*** DATA FOR PROCESSING

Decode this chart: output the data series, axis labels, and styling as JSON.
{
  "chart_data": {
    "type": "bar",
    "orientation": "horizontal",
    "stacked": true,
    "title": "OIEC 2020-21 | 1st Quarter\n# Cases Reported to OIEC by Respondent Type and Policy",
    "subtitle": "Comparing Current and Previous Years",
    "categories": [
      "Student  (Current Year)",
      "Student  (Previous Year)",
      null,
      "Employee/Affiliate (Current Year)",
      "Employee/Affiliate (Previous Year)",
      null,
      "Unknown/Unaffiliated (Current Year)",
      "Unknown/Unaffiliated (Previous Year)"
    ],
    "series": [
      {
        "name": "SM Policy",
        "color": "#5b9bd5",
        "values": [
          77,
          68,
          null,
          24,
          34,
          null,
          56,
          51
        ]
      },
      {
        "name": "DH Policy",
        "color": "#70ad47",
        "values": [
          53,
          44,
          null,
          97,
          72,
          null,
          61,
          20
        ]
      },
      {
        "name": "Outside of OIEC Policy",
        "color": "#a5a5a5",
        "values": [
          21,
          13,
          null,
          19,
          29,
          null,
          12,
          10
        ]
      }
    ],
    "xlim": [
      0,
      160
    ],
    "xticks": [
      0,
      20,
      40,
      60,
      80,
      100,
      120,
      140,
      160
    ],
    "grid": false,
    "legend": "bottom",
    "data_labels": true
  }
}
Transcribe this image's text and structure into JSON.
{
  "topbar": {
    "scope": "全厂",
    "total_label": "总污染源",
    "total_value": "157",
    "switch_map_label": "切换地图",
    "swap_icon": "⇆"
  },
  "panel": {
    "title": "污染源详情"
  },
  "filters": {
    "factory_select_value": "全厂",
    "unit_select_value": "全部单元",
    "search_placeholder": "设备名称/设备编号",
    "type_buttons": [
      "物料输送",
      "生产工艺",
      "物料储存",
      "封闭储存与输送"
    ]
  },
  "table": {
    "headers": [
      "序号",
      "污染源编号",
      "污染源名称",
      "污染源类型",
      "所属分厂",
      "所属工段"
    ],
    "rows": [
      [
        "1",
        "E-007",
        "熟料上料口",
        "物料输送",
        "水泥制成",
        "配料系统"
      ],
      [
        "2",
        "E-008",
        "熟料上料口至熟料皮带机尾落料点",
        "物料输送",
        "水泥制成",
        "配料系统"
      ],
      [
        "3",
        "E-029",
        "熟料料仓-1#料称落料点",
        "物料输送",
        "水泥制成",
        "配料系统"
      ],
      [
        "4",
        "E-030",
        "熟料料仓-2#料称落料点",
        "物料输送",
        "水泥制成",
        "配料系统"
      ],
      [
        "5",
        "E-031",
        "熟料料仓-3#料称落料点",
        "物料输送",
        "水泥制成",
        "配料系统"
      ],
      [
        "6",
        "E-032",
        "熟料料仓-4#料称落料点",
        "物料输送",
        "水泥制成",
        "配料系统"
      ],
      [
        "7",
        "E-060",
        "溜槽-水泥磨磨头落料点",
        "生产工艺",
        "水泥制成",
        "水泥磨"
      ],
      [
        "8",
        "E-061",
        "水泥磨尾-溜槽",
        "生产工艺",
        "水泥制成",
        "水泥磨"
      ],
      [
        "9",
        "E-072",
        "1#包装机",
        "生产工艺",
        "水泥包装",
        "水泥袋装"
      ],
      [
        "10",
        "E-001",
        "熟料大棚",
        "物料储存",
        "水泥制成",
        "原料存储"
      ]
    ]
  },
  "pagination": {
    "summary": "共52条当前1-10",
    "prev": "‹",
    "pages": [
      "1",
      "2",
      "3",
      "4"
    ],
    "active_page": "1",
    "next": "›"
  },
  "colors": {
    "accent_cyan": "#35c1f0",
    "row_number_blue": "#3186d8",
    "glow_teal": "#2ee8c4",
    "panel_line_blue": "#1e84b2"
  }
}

******

CHALLENGE — Tally how many lines of the records hold the word "Unaffiliated". Answer with the number only.

CORRECT ANSWER — 2